Start of Given data

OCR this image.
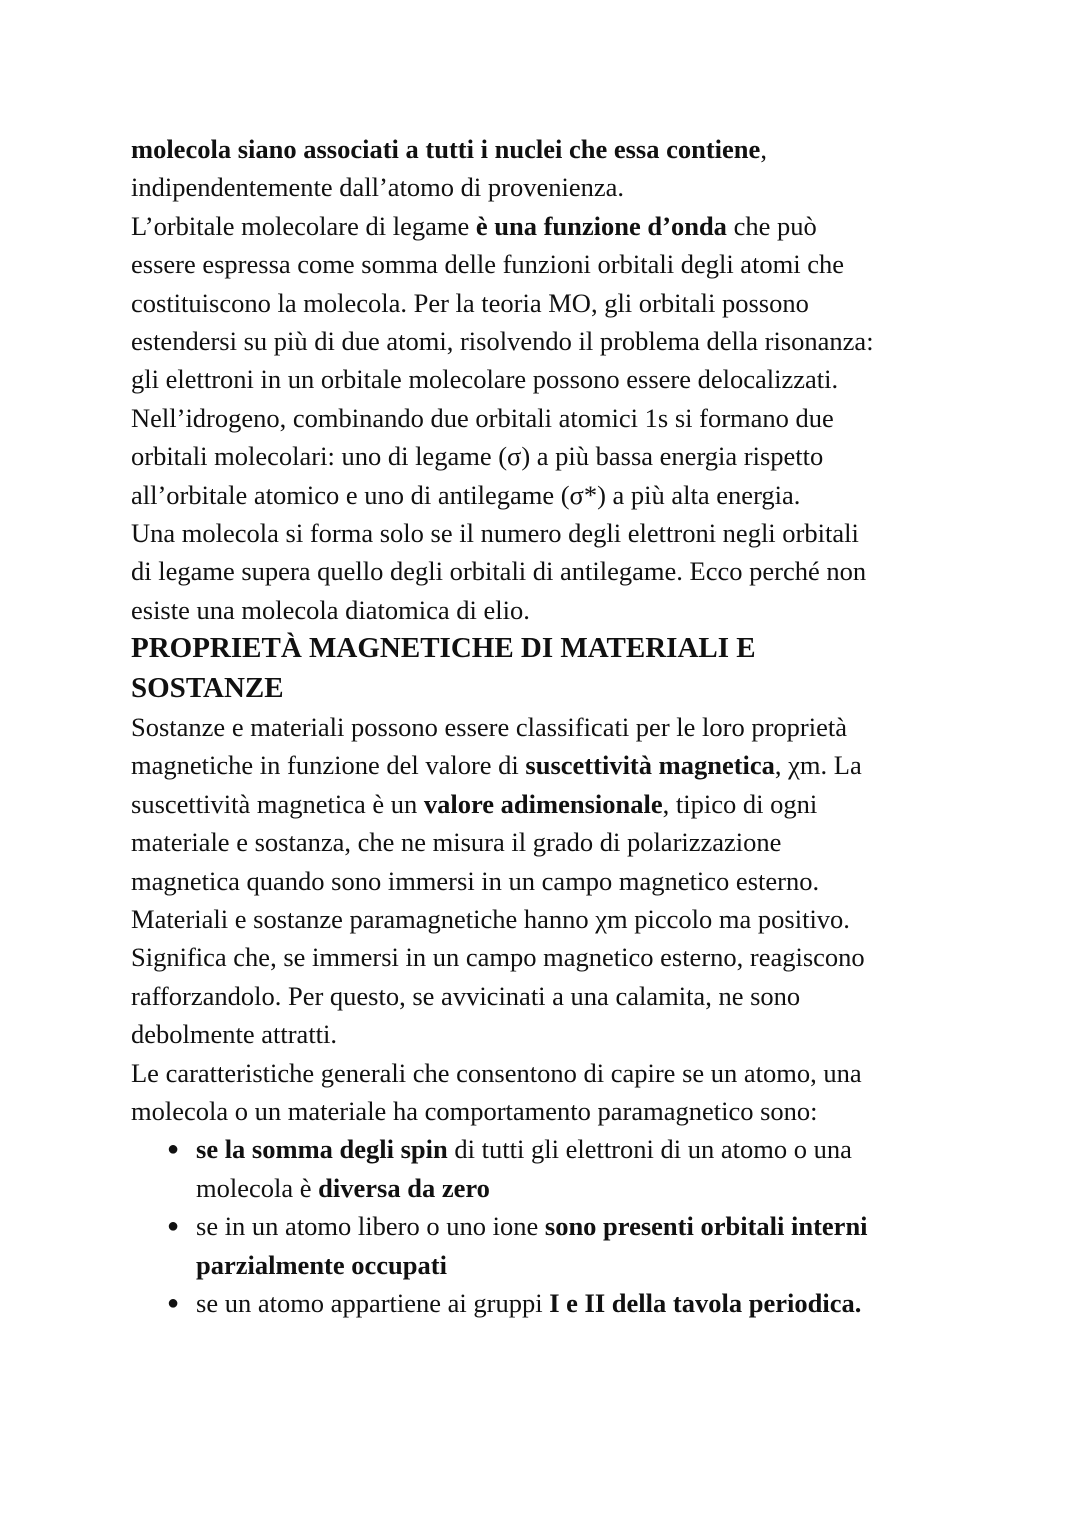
molecola siano associati a tutti i nuclei che essa contiene,
indipendentemente dall’atomo di provenienza.
L’orbitale molecolare di legame è una funzione d’onda che può
essere espressa come somma delle funzioni orbitali degli atomi che
costituiscono la molecola. Per la teoria MO, gli orbitali possono
estendersi su più di due atomi, risolvendo il problema della risonanza:
gli elettroni in un orbitale molecolare possono essere delocalizzati.
Nell’idrogeno, combinando due orbitali atomici 1s si formano due
orbitali molecolari: uno di legame (σ) a più bassa energia rispetto
all’orbitale atomico e uno di antilegame (σ*) a più alta energia.
Una molecola si forma solo se il numero degli elettroni negli orbitali
di legame supera quello degli orbitali di antilegame. Ecco perché non
esiste una molecola diatomica di elio.
PROPRIETÀ MAGNETICHE DI MATERIALI E
SOSTANZE
Sostanze e materiali possono essere classificati per le loro proprietà
magnetiche in funzione del valore di suscettività magnetica, χm. La
suscettività magnetica è un valore adimensionale, tipico di ogni
materiale e sostanza, che ne misura il grado di polarizzazione
magnetica quando sono immersi in un campo magnetico esterno.
Materiali e sostanze paramagnetiche hanno χm piccolo ma positivo.
Significa che, se immersi in un campo magnetico esterno, reagiscono
rafforzandolo. Per questo, se avvicinati a una calamita, ne sono
debolmente attratti.
Le caratteristiche generali che consentono di capire se un atomo, una
molecola o un materiale ha comportamento paramagnetico sono:
● se la somma degli spin di tutti gli elettroni di un atomo o una
molecola è diversa da zero
● se in un atomo libero o uno ione sono presenti orbitali interni
parzialmente occupati
● se un atomo appartiene ai gruppi I e II della tavola periodica.
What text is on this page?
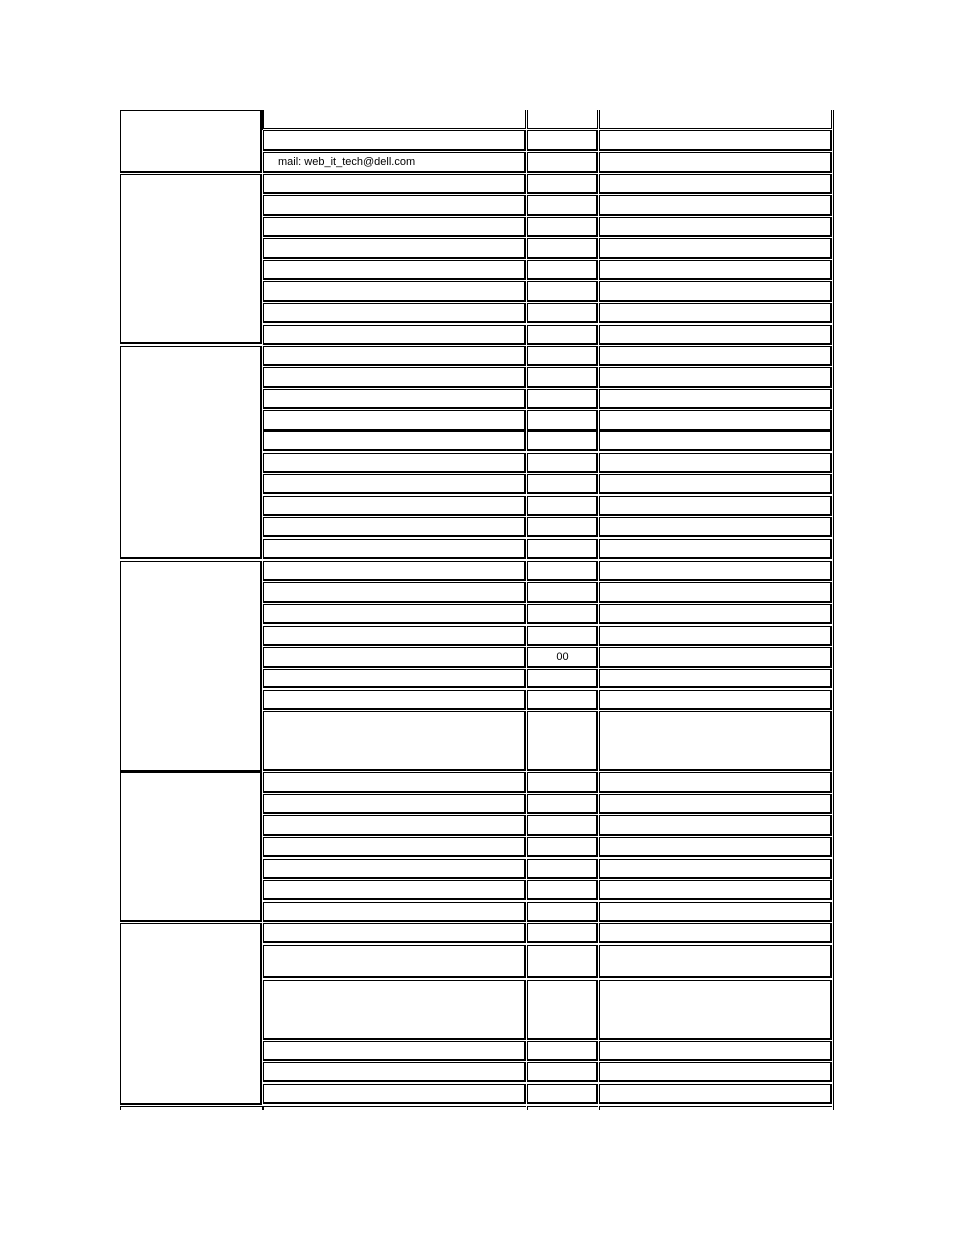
mail: web_it_tech@dell.com
00
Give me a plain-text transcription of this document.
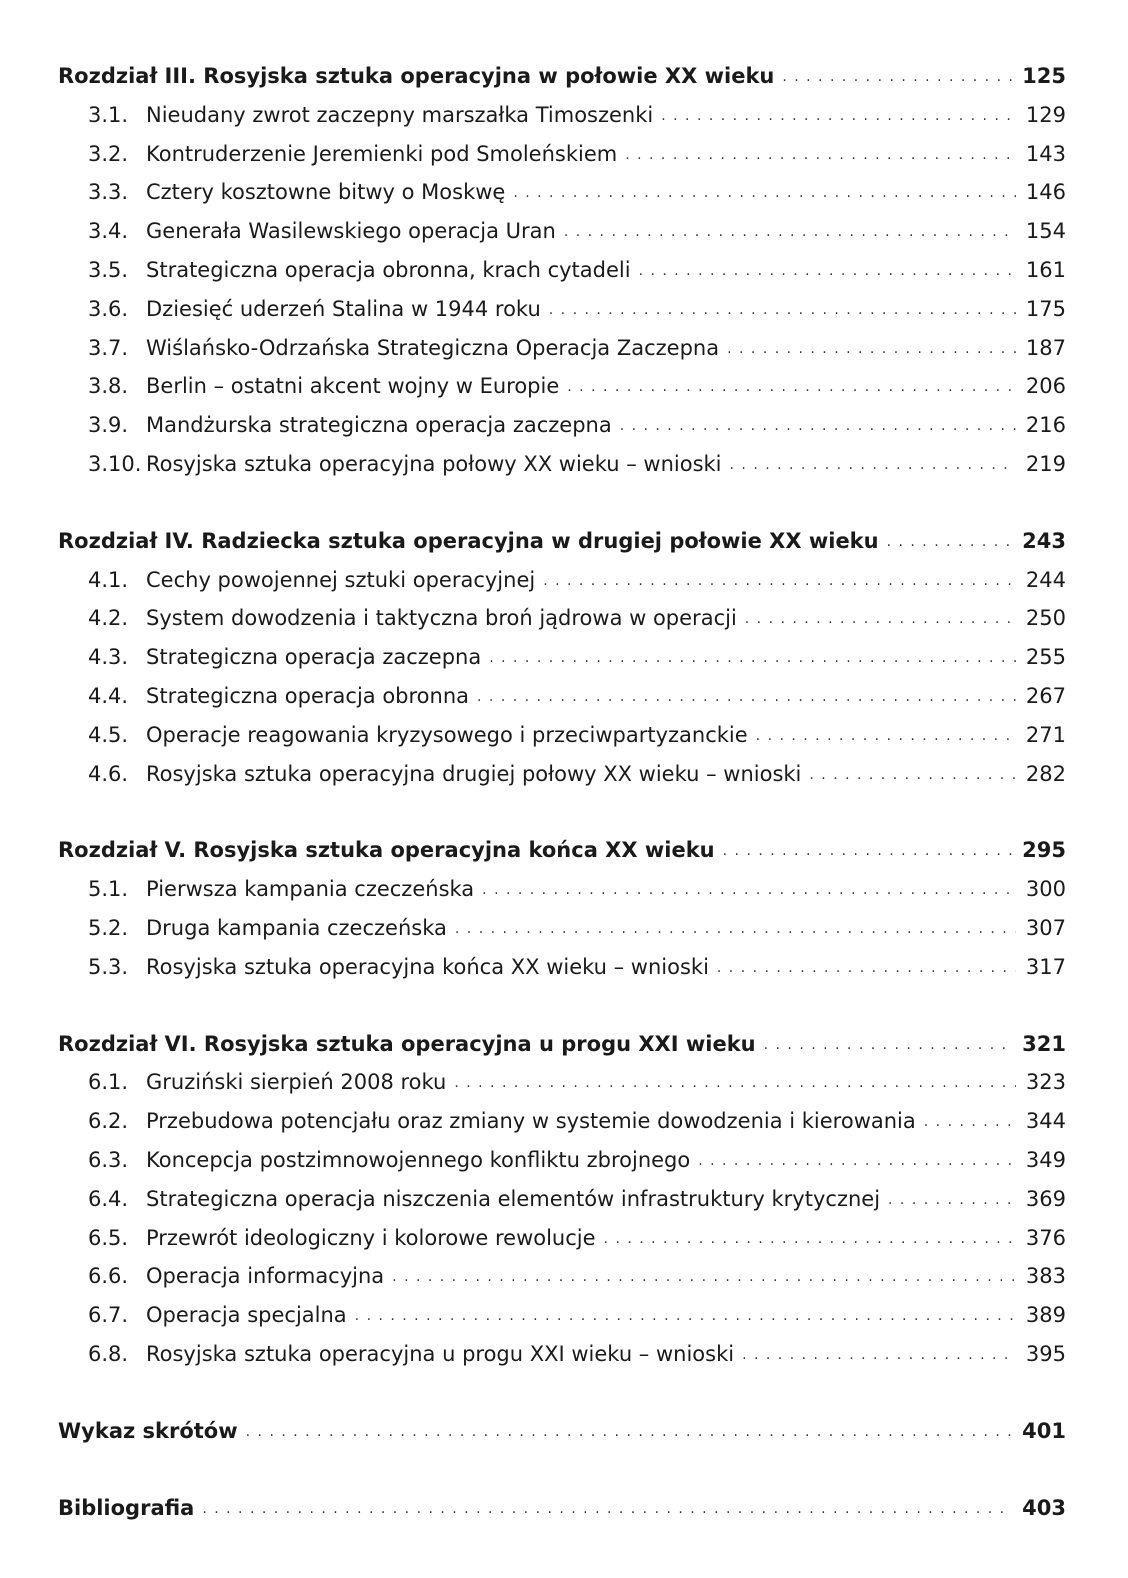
Rozdział III. Rosyjska sztuka operacyjna w połowie XX wieku . . .	125
3.1. Nieudany zwrot zaczepny marszałka Timoszenki . . .	129
3.2. Kontruderzenie Jeremienki pod Smoleńskiem . . .	143
3.3. Cztery kosztowne bitwy o Moskwę . . .	146
3.4. Generała Wasilewskiego operacja Uran . . .	154
3.5. Strategiczna operacja obronna, krach cytadeli . . .	161
3.6. Dziesięć uderzeń Stalina w 1944 roku . . .	175
3.7. Wiślańsko-Odrzańska Strategiczna Operacja Zaczepna . . .	187
3.8. Berlin – ostatni akcent wojny w Europie . . .	206
3.9. Mandżurska strategiczna operacja zaczepna . . .	216
3.10. Rosyjska sztuka operacyjna połowy XX wieku – wnioski . . .	219
Rozdział IV. Radziecka sztuka operacyjna w drugiej połowie XX wieku . . .	243
4.1. Cechy powojennej sztuki operacyjnej . . .	244
4.2. System dowodzenia i taktyczna broń jądrowa w operacji . . .	250
4.3. Strategiczna operacja zaczepna . . .	255
4.4. Strategiczna operacja obronna . . .	267
4.5. Operacje reagowania kryzysowego i przeciwpartyzanckie . . .	271
4.6. Rosyjska sztuka operacyjna drugiej połowy XX wieku – wnioski . . .	282
Rozdział V. Rosyjska sztuka operacyjna końca XX wieku . . .	295
5.1. Pierwsza kampania czeczeńska . . .	300
5.2. Druga kampania czeczeńska . . .	307
5.3. Rosyjska sztuka operacyjna końca XX wieku – wnioski . . .	317
Rozdział VI. Rosyjska sztuka operacyjna u progu XXI wieku . . .	321
6.1. Gruziński sierpień 2008 roku . . .	323
6.2. Przebudowa potencjału oraz zmiany w systemie dowodzenia i kierowania . . .	344
6.3. Koncepcja postzimnowojennego konfliktu zbrojnego . . .	349
6.4. Strategiczna operacja niszczenia elementów infrastruktury krytycznej . . .	369
6.5. Przewrót ideologiczny i kolorowe rewolucje . . .	376
6.6. Operacja informacyjna . . .	383
6.7. Operacja specjalna . . .	389
6.8. Rosyjska sztuka operacyjna u progu XXI wieku – wnioski . . .	395
Wykaz skrótów . . .	401
Bibliografia . . .	403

End of Given data

- What you should do -
State the number of lines in the preceding entries that include the word "czeczeńska". Provide nothing else.

- Answer to the task -
2